+++ Working data +++

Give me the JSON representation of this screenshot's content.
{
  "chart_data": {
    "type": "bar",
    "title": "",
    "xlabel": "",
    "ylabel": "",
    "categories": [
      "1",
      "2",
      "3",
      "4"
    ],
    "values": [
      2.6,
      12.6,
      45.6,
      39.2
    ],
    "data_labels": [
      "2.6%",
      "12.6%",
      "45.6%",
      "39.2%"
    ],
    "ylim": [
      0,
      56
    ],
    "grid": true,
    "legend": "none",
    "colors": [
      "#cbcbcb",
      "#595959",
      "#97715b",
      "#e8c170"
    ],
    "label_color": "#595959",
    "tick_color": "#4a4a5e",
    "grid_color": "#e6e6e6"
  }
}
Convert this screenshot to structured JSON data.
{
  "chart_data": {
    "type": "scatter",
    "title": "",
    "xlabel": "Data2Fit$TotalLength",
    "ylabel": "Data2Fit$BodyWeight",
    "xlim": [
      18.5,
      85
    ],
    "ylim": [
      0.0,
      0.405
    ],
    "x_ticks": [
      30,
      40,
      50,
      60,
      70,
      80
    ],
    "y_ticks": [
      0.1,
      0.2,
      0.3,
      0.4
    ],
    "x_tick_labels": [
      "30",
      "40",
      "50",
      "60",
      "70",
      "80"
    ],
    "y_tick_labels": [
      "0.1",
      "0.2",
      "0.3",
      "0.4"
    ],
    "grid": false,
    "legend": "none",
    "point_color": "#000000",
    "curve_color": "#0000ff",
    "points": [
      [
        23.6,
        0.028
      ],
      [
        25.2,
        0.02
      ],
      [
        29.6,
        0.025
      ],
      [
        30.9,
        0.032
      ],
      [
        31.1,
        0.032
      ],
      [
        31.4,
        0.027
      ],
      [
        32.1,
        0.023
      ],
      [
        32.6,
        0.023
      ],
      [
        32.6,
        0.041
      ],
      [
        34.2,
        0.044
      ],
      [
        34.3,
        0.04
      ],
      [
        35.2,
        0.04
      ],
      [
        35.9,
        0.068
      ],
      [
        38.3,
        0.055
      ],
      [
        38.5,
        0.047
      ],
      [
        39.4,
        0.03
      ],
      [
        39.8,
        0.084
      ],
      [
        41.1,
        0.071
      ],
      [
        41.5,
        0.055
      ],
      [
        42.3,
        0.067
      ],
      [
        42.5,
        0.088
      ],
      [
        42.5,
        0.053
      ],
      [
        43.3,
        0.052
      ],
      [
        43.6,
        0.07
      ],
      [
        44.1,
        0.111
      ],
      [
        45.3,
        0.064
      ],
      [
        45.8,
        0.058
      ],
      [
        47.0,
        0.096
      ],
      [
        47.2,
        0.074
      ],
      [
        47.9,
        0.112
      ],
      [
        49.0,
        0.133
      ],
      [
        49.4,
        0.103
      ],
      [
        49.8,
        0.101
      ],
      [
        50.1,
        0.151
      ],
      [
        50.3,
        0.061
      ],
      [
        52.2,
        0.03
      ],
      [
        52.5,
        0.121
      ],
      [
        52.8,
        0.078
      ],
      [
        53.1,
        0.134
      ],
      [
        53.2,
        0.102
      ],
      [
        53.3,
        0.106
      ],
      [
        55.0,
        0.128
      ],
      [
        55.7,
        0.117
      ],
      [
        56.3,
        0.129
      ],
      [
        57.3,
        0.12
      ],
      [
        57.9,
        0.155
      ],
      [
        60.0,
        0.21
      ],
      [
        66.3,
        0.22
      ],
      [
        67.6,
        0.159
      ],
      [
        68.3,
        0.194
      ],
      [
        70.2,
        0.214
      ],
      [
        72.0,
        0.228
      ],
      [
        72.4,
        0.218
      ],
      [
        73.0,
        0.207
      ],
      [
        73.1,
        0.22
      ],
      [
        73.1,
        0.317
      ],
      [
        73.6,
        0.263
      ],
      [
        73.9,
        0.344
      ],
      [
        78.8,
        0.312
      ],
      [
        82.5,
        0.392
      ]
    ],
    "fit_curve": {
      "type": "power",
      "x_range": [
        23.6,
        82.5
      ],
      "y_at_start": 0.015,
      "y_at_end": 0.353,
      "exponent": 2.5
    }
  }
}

+++

■ **Aim**: Copy all lines from the material that include "screenshot".

■ **Written answer**:
Give me the JSON representation of this screenshot's content.
Convert this screenshot to structured JSON data.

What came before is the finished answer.